Chart and figure data:
··········

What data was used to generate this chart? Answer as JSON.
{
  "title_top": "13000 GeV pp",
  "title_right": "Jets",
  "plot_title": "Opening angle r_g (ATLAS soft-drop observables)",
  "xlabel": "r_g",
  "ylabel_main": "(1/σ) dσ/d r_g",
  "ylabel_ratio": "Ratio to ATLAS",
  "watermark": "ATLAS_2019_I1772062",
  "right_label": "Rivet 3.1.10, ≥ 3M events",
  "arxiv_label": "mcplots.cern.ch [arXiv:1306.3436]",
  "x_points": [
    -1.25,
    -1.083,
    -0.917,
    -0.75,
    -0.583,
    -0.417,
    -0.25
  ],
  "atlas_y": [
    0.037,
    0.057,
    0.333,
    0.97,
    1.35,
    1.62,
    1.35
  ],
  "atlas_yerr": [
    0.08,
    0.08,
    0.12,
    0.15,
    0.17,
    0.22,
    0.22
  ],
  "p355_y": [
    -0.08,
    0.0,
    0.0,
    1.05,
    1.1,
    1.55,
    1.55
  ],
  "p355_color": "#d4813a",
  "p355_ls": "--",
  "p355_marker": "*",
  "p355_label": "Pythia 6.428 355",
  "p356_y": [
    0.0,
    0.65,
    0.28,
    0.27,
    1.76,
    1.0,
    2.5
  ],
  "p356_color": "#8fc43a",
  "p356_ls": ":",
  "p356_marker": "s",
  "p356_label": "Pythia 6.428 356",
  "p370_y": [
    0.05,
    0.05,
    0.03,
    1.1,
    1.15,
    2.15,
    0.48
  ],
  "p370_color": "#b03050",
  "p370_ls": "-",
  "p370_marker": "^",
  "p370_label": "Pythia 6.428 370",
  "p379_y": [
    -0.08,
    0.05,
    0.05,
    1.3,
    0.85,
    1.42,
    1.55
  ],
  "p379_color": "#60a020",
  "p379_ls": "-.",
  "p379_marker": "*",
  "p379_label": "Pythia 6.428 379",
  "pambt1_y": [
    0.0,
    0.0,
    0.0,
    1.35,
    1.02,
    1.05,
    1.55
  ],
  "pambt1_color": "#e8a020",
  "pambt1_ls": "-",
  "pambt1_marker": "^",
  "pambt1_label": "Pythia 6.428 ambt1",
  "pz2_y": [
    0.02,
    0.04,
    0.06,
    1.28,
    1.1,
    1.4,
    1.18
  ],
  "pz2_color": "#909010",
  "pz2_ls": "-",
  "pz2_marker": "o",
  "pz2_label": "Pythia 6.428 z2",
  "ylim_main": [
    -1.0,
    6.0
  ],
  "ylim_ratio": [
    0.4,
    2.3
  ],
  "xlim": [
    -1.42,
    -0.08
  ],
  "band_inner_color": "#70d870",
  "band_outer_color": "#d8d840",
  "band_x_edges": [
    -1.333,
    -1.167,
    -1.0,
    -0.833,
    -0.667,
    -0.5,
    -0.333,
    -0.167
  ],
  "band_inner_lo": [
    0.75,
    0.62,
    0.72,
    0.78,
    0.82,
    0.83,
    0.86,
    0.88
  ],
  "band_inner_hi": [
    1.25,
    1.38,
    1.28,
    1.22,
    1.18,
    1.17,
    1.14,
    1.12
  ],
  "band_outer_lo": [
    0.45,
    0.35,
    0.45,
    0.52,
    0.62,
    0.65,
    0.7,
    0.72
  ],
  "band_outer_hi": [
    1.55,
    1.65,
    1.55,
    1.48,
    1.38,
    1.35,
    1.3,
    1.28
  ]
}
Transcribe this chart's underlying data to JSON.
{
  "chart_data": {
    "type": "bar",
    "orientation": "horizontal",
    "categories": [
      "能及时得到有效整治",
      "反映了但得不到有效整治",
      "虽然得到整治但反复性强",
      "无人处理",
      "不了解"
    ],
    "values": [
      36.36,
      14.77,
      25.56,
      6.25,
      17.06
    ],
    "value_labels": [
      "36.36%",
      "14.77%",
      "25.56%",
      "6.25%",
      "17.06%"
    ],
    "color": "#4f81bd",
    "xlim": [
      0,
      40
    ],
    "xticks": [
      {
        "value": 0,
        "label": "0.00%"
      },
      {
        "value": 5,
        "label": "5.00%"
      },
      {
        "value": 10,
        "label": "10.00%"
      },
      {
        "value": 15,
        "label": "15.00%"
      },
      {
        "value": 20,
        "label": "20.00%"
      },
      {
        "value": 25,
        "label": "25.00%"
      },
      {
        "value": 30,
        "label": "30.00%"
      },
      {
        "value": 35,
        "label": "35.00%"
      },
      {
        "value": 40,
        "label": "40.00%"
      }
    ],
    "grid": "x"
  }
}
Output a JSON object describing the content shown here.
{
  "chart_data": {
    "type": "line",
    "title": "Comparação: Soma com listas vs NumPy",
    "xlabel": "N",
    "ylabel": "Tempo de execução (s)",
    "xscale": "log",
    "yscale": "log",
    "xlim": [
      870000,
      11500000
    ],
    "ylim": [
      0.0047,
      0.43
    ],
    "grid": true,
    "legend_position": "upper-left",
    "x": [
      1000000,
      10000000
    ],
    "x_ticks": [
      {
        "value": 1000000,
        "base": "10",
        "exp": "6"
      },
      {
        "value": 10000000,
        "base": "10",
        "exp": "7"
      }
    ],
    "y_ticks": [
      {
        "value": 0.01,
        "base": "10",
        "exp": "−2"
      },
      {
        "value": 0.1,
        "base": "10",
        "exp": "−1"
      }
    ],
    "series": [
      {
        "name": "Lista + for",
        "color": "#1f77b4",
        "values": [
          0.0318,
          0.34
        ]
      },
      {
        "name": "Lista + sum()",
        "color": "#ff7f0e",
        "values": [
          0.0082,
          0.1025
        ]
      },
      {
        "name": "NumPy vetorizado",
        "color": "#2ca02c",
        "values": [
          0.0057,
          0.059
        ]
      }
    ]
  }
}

··········

# INSTRUCTIONS FOR THE TASK:
Give back all the records exactly as they stand.

# TASK ANSWER:
What data was used to generate this chart? Answer as JSON.
{
  "title_top": "13000 GeV pp",
  "title_right": "Jets",
  "plot_title": "Opening angle r_g (ATLAS soft-drop observables)",
  "xlabel": "r_g",
  "ylabel_main": "(1/σ) dσ/d r_g",
  "ylabel_ratio": "Ratio to ATLAS",
  "watermark": "ATLAS_2019_I1772062",
  "right_label": "Rivet 3.1.10, ≥ 3M events",
  "arxiv_label": "mcplots.cern.ch [arXiv:1306.3436]",
  "x_points": [
    -1.25,
    -1.083,
    -0.917,
    -0.75,
    -0.583,
    -0.417,
    -0.25
  ],
  "atlas_y": [
    0.037,
    0.057,
    0.333,
    0.97,
    1.35,
    1.62,
    1.35
  ],
  "atlas_yerr": [
    0.08,
    0.08,
    0.12,
    0.15,
    0.17,
    0.22,
    0.22
  ],
  "p355_y": [
    -0.08,
    0.0,
    0.0,
    1.05,
    1.1,
    1.55,
    1.55
  ],
  "p355_color": "#d4813a",
  "p355_ls": "--",
  "p355_marker": "*",
  "p355_label": "Pythia 6.428 355",
  "p356_y": [
    0.0,
    0.65,
    0.28,
    0.27,
    1.76,
    1.0,
    2.5
  ],
  "p356_color": "#8fc43a",
  "p356_ls": ":",
  "p356_marker": "s",
  "p356_label": "Pythia 6.428 356",
  "p370_y": [
    0.05,
    0.05,
    0.03,
    1.1,
    1.15,
    2.15,
    0.48
  ],
  "p370_color": "#b03050",
  "p370_ls": "-",
  "p370_marker": "^",
  "p370_label": "Pythia 6.428 370",
  "p379_y": [
    -0.08,
    0.05,
    0.05,
    1.3,
    0.85,
    1.42,
    1.55
  ],
  "p379_color": "#60a020",
  "p379_ls": "-.",
  "p379_marker": "*",
  "p379_label": "Pythia 6.428 379",
  "pambt1_y": [
    0.0,
    0.0,
    0.0,
    1.35,
    1.02,
    1.05,
    1.55
  ],
  "pambt1_color": "#e8a020",
  "pambt1_ls": "-",
  "pambt1_marker": "^",
  "pambt1_label": "Pythia 6.428 ambt1",
  "pz2_y": [
    0.02,
    0.04,
    0.06,
    1.28,
    1.1,
    1.4,
    1.18
  ],
  "pz2_color": "#909010",
  "pz2_ls": "-",
  "pz2_marker": "o",
  "pz2_label": "Pythia 6.428 z2",
  "ylim_main": [
    -1.0,
    6.0
  ],
  "ylim_ratio": [
    0.4,
    2.3
  ],
  "xlim": [
    -1.42,
    -0.08
  ],
  "band_inner_color": "#70d870",
  "band_outer_color": "#d8d840",
  "band_x_edges": [
    -1.333,
    -1.167,
    -1.0,
    -0.833,
    -0.667,
    -0.5,
    -0.333,
    -0.167
  ],
  "band_inner_lo": [
    0.75,
    0.62,
    0.72,
    0.78,
    0.82,
    0.83,
    0.86,
    0.88
  ],
  "band_inner_hi": [
    1.25,
    1.38,
    1.28,
    1.22,
    1.18,
    1.17,
    1.14,
    1.12
  ],
  "band_outer_lo": [
    0.45,
    0.35,
    0.45,
    0.52,
    0.62,
    0.65,
    0.7,
    0.72
  ],
  "band_outer_hi": [
    1.55,
    1.65,
    1.55,
    1.48,
    1.38,
    1.35,
    1.3,
    1.28
  ]
}
Transcribe this chart's underlying data to JSON.
{
  "chart_data": {
    "type": "bar",
    "orientation": "horizontal",
    "categories": [
      "能及时得到有效整治",
      "反映了但得不到有效整治",
      "虽然得到整治但反复性强",
      "无人处理",
      "不了解"
    ],
    "values": [
      36.36,
      14.77,
      25.56,
      6.25,
      17.06
    ],
    "value_labels": [
      "36.36%",
      "14.77%",
      "25.56%",
      "6.25%",
      "17.06%"
    ],
    "color": "#4f81bd",
    "xlim": [
      0,
      40
    ],
    "xticks": [
      {
        "value": 0,
        "label": "0.00%"
      },
      {
        "value": 5,
        "label": "5.00%"
      },
      {
        "value": 10,
        "label": "10.00%"
      },
      {
        "value": 15,
        "label": "15.00%"
      },
      {
        "value": 20,
        "label": "20.00%"
      },
      {
        "value": 25,
        "label": "25.00%"
      },
      {
        "value": 30,
        "label": "30.00%"
      },
      {
        "value": 35,
        "label": "35.00%"
      },
      {
        "value": 40,
        "label": "40.00%"
      }
    ],
    "grid": "x"
  }
}
Output a JSON object describing the content shown here.
{
  "chart_data": {
    "type": "line",
    "title": "Comparação: Soma com listas vs NumPy",
    "xlabel": "N",
    "ylabel": "Tempo de execução (s)",
    "xscale": "log",
    "yscale": "log",
    "xlim": [
      870000,
      11500000
    ],
    "ylim": [
      0.0047,
      0.43
    ],
    "grid": true,
    "legend_position": "upper-left",
    "x": [
      1000000,
      10000000
    ],
    "x_ticks": [
      {
        "value": 1000000,
        "base": "10",
        "exp": "6"
      },
      {
        "value": 10000000,
        "base": "10",
        "exp": "7"
      }
    ],
    "y_ticks": [
      {
        "value": 0.01,
        "base": "10",
        "exp": "−2"
      },
      {
        "value": 0.1,
        "base": "10",
        "exp": "−1"
      }
    ],
    "series": [
      {
        "name": "Lista + for",
        "color": "#1f77b4",
        "values": [
          0.0318,
          0.34
        ]
      },
      {
        "name": "Lista + sum()",
        "color": "#ff7f0e",
        "values": [
          0.0082,
          0.1025
        ]
      },
      {
        "name": "NumPy vetorizado",
        "color": "#2ca02c",
        "values": [
          0.0057,
          0.059
        ]
      }
    ]
  }
}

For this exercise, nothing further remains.